• **Instructions for the task**
Your task is to repeat the entries word for word while leaving out the pictures.

(Dataset excerpt)
============================================================

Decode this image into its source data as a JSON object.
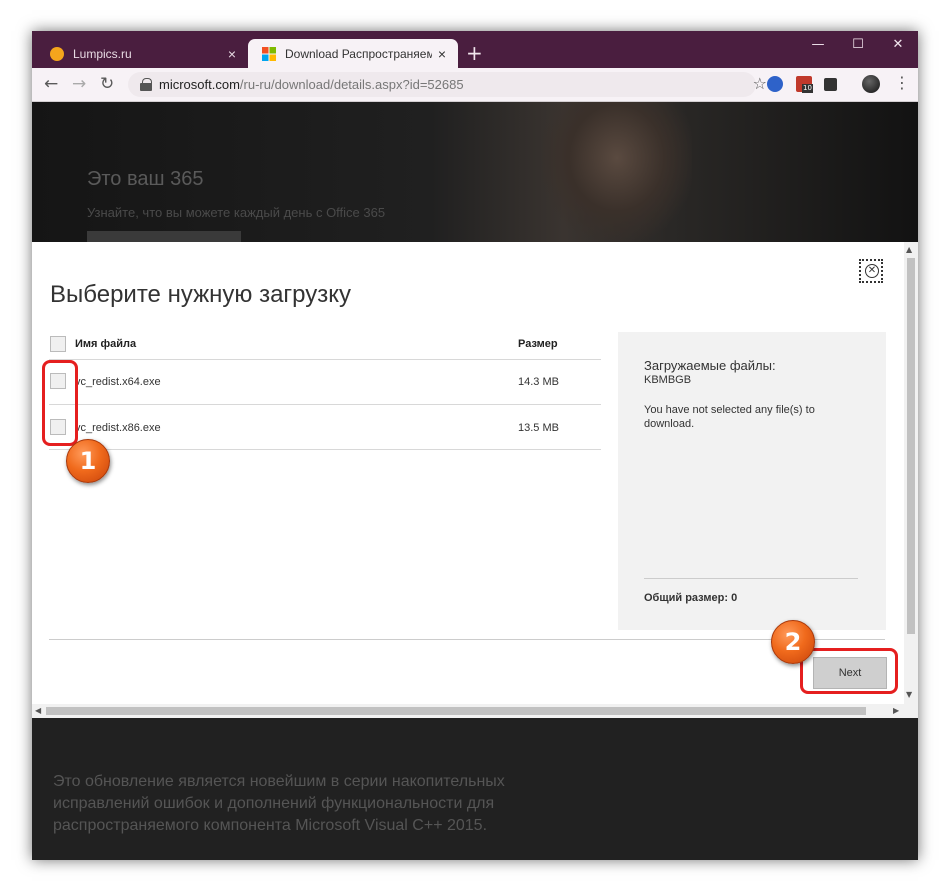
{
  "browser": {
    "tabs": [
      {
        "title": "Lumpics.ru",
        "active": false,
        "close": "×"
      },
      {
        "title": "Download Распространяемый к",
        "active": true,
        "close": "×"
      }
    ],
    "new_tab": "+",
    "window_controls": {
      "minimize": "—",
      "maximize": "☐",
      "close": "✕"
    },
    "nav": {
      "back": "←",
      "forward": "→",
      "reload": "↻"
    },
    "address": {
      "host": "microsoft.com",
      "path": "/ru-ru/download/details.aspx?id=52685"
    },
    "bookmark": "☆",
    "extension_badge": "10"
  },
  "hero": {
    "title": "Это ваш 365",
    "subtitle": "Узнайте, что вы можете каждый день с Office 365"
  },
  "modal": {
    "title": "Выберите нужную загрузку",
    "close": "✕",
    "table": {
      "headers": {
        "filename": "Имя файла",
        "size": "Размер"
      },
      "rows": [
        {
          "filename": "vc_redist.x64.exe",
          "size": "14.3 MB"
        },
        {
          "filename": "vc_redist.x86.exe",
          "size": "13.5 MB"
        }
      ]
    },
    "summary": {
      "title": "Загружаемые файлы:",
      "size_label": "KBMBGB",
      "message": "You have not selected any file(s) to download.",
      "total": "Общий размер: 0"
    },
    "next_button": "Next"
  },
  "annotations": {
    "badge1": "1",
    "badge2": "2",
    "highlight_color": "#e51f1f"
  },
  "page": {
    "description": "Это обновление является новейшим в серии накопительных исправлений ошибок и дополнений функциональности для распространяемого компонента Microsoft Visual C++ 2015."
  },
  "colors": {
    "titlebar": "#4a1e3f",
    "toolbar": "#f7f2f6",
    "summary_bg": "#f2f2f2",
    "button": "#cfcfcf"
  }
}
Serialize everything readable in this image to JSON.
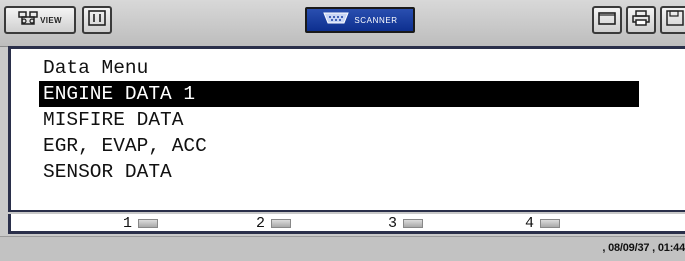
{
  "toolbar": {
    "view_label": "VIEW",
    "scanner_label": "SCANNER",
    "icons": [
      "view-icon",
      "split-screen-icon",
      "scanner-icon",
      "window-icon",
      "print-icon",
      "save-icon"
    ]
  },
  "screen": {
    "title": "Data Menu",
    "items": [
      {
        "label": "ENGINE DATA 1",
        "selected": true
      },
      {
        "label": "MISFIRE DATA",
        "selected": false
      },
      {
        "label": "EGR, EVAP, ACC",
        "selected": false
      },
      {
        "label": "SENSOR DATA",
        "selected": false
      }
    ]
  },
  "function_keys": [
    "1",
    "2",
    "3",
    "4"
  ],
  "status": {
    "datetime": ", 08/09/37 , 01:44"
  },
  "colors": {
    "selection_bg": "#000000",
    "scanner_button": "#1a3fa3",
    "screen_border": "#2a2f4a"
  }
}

============================================================

• **Solution to this exercise**
Decode this image into its source data as a JSON object.
{
  "browser": {
    "tabs": [
      {
        "title": "Lumpics.ru",
        "active": false,
        "close": "×"
      },
      {
        "title": "Download Распространяемый к",
        "active": true,
        "close": "×"
      }
    ],
    "new_tab": "+",
    "window_controls": {
      "minimize": "—",
      "maximize": "☐",
      "close": "✕"
    },
    "nav": {
      "back": "←",
      "forward": "→",
      "reload": "↻"
    },
    "address": {
      "host": "microsoft.com",
      "path": "/ru-ru/download/details.aspx?id=52685"
    },
    "bookmark": "☆",
    "extension_badge": "10"
  },
  "hero": {
    "title": "Это ваш 365",
    "subtitle": "Узнайте, что вы можете каждый день с Office 365"
  },
  "modal": {
    "title": "Выберите нужную загрузку",
    "close": "✕",
    "table": {
      "headers": {
        "filename": "Имя файла",
        "size": "Размер"
      },
      "rows": [
        {
          "filename": "vc_redist.x64.exe",
          "size": "14.3 MB"
        },
        {
          "filename": "vc_redist.x86.exe",
          "size": "13.5 MB"
        }
      ]
    },
    "summary": {
      "title": "Загружаемые файлы:",
      "size_label": "KBMBGB",
      "message": "You have not selected any file(s) to download.",
      "total": "Общий размер: 0"
    },
    "next_button": "Next"
  },
  "annotations": {
    "badge1": "1",
    "badge2": "2",
    "highlight_color": "#e51f1f"
  },
  "page": {
    "description": "Это обновление является новейшим в серии накопительных исправлений ошибок и дополнений функциональности для распространяемого компонента Microsoft Visual C++ 2015."
  },
  "colors": {
    "titlebar": "#4a1e3f",
    "toolbar": "#f7f2f6",
    "summary_bg": "#f2f2f2",
    "button": "#cfcfcf"
  }
}
Serialize everything readable in this image to JSON.
{
  "toolbar": {
    "view_label": "VIEW",
    "scanner_label": "SCANNER",
    "icons": [
      "view-icon",
      "split-screen-icon",
      "scanner-icon",
      "window-icon",
      "print-icon",
      "save-icon"
    ]
  },
  "screen": {
    "title": "Data Menu",
    "items": [
      {
        "label": "ENGINE DATA 1",
        "selected": true
      },
      {
        "label": "MISFIRE DATA",
        "selected": false
      },
      {
        "label": "EGR, EVAP, ACC",
        "selected": false
      },
      {
        "label": "SENSOR DATA",
        "selected": false
      }
    ]
  },
  "function_keys": [
    "1",
    "2",
    "3",
    "4"
  ],
  "status": {
    "datetime": ", 08/09/37 , 01:44"
  },
  "colors": {
    "selection_bg": "#000000",
    "scanner_button": "#1a3fa3",
    "screen_border": "#2a2f4a"
  }
}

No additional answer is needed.